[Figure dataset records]
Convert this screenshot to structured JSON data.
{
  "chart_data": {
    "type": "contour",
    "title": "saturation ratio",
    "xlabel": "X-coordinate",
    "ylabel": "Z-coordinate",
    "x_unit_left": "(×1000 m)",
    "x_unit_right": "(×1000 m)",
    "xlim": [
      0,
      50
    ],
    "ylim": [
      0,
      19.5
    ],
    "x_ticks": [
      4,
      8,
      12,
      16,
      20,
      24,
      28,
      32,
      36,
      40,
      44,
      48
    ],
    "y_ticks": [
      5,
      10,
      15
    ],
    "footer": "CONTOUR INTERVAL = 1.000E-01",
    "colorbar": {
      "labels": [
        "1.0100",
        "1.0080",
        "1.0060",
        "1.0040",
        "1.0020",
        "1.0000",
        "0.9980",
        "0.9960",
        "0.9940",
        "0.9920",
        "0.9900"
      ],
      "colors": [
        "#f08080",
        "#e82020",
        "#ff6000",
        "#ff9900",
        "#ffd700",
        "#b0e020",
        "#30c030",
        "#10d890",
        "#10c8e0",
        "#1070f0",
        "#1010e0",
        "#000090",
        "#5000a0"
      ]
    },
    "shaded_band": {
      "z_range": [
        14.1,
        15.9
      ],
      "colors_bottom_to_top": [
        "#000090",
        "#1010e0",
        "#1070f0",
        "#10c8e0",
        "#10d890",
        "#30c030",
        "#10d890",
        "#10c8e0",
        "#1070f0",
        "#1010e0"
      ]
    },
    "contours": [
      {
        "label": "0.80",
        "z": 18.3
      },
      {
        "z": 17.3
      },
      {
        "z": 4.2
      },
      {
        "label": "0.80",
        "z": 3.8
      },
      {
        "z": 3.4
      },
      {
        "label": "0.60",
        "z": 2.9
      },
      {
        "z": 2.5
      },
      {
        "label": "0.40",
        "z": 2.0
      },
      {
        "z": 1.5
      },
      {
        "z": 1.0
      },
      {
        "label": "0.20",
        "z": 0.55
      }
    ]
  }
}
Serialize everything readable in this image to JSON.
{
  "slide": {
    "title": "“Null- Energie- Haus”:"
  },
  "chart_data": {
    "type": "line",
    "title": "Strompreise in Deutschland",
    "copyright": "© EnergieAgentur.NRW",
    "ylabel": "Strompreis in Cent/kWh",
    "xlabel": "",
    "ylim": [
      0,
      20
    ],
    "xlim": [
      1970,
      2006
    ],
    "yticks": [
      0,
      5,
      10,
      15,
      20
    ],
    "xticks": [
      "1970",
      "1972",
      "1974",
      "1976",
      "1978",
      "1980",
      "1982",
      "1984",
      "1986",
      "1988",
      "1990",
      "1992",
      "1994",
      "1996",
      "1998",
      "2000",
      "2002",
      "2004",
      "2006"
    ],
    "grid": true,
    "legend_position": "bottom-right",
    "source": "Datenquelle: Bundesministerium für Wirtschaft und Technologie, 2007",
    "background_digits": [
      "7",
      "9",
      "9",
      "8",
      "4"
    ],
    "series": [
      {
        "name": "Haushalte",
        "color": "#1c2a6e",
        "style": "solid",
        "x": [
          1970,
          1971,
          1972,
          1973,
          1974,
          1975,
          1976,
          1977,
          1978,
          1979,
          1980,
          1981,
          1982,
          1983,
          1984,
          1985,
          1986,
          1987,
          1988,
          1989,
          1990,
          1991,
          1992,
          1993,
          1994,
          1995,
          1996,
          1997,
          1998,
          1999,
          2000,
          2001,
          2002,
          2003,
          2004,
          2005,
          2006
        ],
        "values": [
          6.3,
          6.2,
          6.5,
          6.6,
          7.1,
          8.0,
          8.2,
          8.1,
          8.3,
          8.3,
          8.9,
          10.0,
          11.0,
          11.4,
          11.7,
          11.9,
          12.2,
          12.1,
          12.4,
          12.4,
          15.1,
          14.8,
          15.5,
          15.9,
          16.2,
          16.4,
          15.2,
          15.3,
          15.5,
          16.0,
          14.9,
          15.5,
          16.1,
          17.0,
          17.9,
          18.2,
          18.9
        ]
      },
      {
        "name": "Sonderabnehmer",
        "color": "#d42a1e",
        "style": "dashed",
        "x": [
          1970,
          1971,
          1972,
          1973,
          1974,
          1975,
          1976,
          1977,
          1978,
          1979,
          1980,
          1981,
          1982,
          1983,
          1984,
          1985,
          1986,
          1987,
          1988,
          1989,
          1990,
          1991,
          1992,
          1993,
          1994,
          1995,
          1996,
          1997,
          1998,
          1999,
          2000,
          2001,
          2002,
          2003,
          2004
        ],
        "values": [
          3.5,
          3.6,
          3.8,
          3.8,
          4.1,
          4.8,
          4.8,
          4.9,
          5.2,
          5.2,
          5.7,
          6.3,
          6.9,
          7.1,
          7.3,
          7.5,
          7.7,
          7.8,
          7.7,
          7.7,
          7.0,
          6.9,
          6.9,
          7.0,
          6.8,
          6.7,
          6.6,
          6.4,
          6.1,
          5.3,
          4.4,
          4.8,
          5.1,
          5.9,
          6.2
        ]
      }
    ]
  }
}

| EXERCISE |
Count each line with "this" in it and report that figure by itself.

| TASK OUTPUT |
2